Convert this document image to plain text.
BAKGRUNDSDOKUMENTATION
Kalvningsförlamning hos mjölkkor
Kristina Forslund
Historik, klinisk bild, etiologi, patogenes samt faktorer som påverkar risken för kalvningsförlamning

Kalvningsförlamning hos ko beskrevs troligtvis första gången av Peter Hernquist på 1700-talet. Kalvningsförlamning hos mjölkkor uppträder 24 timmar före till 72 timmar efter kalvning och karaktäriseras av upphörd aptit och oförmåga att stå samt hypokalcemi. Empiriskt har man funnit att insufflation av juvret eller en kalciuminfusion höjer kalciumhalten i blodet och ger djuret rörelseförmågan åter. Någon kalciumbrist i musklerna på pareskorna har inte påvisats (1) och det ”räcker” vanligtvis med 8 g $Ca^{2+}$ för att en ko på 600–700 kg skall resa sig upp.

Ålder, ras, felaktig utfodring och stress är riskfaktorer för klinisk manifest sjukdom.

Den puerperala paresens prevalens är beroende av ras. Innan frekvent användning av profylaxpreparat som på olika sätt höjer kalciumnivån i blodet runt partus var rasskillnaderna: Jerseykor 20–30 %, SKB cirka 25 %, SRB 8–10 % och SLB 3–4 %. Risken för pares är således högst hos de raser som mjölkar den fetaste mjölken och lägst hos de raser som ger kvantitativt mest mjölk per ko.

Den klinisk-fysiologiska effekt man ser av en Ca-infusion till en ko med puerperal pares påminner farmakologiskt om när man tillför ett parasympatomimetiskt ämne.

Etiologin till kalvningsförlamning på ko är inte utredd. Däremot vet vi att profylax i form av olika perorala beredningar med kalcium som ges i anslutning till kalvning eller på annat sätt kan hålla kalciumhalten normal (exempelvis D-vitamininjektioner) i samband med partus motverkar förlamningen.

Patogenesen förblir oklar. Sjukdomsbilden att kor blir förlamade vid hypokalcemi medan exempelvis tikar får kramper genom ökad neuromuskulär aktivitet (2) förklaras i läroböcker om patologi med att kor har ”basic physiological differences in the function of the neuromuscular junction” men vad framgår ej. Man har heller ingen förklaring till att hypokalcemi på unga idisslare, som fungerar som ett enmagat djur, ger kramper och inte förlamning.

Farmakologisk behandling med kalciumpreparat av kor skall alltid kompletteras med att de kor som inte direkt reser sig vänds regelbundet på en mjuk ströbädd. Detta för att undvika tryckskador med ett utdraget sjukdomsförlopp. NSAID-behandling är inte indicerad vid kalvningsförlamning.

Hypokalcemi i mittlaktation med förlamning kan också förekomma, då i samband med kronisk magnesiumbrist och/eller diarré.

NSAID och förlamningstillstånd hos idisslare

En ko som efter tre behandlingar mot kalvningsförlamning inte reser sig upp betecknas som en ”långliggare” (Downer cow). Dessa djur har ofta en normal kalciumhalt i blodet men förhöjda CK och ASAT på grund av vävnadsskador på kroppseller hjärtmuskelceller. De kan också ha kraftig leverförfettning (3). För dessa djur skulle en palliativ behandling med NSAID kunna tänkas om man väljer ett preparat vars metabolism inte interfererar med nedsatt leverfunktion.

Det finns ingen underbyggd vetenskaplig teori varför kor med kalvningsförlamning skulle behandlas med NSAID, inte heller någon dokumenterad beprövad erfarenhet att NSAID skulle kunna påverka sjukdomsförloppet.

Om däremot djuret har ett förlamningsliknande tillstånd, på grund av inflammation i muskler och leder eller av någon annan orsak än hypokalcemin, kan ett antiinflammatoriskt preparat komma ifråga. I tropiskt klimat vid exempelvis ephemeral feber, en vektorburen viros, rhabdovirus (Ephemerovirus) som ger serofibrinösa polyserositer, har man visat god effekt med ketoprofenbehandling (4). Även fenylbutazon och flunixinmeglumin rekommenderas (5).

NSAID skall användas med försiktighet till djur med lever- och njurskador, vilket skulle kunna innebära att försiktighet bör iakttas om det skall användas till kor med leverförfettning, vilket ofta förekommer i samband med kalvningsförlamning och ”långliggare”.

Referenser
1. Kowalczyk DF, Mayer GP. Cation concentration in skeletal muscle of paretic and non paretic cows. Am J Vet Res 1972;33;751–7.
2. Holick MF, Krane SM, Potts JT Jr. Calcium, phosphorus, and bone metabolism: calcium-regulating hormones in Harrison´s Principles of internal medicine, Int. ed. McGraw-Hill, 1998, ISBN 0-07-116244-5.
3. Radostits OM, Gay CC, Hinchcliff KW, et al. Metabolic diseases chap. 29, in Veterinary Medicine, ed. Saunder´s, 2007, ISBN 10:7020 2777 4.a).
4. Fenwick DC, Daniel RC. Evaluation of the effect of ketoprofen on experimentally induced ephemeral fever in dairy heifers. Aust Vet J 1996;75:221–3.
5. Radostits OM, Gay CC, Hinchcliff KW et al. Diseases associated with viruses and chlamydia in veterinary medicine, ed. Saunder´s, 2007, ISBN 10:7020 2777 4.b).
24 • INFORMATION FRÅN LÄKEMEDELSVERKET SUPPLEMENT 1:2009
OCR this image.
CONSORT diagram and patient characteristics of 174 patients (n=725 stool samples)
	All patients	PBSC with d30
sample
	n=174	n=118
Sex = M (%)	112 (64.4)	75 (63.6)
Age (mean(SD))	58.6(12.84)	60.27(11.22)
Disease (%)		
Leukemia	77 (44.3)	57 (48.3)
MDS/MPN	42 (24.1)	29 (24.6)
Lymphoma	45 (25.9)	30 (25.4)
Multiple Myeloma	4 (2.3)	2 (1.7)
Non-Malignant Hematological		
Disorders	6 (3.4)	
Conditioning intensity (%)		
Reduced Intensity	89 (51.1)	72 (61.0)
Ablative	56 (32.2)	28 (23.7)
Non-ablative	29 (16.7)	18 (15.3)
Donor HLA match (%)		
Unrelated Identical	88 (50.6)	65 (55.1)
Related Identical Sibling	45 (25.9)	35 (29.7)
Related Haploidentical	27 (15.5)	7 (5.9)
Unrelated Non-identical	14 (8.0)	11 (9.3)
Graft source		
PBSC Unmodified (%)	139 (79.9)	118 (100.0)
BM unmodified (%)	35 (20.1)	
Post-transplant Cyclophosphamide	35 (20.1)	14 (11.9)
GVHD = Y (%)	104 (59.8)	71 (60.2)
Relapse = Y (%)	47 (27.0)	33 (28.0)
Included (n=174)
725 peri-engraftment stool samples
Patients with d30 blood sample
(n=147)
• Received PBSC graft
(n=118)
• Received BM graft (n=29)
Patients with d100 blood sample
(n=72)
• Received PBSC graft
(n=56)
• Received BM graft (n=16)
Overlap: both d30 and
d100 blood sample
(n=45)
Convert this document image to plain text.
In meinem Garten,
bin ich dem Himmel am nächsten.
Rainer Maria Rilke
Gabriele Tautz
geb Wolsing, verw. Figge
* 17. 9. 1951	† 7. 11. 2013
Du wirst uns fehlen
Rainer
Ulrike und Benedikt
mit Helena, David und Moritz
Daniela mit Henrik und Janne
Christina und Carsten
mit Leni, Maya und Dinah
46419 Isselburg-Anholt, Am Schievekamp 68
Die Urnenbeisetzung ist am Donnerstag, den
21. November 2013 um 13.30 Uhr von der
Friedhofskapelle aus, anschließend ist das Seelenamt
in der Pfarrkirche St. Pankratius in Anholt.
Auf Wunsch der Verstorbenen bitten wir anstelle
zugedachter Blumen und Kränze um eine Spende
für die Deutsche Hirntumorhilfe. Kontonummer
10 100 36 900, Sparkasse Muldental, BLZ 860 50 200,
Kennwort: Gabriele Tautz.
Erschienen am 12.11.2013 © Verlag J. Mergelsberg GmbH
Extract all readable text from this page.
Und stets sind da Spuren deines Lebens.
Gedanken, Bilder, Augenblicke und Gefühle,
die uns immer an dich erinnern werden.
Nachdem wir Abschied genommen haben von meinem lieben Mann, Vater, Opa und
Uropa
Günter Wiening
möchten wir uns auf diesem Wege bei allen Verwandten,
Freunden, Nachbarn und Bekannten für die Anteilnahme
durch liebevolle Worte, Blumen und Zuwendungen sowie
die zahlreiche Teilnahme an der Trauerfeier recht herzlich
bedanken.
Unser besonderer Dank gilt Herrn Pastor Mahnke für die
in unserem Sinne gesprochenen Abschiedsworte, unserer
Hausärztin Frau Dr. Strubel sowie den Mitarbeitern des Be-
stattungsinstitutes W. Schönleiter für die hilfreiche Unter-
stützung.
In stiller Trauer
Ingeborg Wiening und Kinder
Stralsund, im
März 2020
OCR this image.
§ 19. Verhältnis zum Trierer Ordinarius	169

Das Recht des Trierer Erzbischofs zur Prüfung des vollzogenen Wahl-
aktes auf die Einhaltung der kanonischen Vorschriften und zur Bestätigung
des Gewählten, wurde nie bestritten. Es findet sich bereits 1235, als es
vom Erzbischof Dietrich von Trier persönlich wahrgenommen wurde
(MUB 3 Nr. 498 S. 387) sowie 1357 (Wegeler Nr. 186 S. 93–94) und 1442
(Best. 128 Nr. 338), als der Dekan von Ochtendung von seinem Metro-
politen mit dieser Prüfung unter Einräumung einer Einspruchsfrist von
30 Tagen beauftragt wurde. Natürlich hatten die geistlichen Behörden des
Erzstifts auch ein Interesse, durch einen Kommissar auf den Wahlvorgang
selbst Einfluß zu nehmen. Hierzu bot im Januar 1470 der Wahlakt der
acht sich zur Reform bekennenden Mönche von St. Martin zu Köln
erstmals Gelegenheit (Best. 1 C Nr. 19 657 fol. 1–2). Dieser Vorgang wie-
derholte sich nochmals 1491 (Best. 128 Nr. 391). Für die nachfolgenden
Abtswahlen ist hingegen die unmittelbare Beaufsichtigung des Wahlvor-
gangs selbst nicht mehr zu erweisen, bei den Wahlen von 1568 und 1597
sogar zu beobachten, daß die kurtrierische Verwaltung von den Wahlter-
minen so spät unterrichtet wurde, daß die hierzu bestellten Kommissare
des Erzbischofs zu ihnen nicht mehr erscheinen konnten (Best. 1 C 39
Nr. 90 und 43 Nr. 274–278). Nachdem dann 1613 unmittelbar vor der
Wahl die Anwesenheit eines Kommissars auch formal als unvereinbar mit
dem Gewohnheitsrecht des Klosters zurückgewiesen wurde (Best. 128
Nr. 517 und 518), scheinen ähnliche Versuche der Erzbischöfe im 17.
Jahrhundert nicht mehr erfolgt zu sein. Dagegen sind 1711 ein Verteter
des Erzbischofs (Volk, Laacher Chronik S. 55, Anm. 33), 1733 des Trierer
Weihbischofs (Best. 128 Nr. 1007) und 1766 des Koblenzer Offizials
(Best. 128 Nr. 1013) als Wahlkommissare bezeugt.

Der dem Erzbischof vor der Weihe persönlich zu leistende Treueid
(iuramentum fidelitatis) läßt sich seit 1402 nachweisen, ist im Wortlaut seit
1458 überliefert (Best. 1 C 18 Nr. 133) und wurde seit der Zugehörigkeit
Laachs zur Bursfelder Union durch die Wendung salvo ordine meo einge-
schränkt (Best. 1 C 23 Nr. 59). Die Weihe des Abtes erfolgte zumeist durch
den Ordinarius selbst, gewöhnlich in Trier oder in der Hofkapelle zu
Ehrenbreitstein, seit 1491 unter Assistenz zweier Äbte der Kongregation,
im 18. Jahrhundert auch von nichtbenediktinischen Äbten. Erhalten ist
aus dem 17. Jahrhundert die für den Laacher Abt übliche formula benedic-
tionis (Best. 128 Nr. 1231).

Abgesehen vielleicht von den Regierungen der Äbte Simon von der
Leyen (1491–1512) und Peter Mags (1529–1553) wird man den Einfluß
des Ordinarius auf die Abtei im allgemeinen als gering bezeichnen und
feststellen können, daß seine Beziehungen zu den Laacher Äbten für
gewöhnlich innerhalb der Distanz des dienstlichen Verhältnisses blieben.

_AIM OF THE TASK_
Lines with the word "Peter" in them: report all of these from the listing above.

_SOLUTION BELOW_
Kalvningsförlamning hos ko beskrevs troligtvis första gången av Peter Hernquist på 1700-talet. Kalvningsförlamning hos mjölkkor uppträder 24 timmar före till 72 timmar efter kalvning och karaktäriseras av upphörd aptit och oförmåga att stå samt hypokalcemi. Empiriskt har man funnit att insufflation av juvret eller en kalciuminfusion höjer kalciumhalten i blodet och ger djuret rörelseförmågan åter. Någon kalciumbrist i musklerna på pareskorna har inte påvisats (1) och det ”räcker” vanligtvis med 8 g $Ca^{2+}$ för att en ko på 600–700 kg skall resa sig upp.
Leyen (1491–1512) und Peter Mags (1529–1553) wird man den Einfluß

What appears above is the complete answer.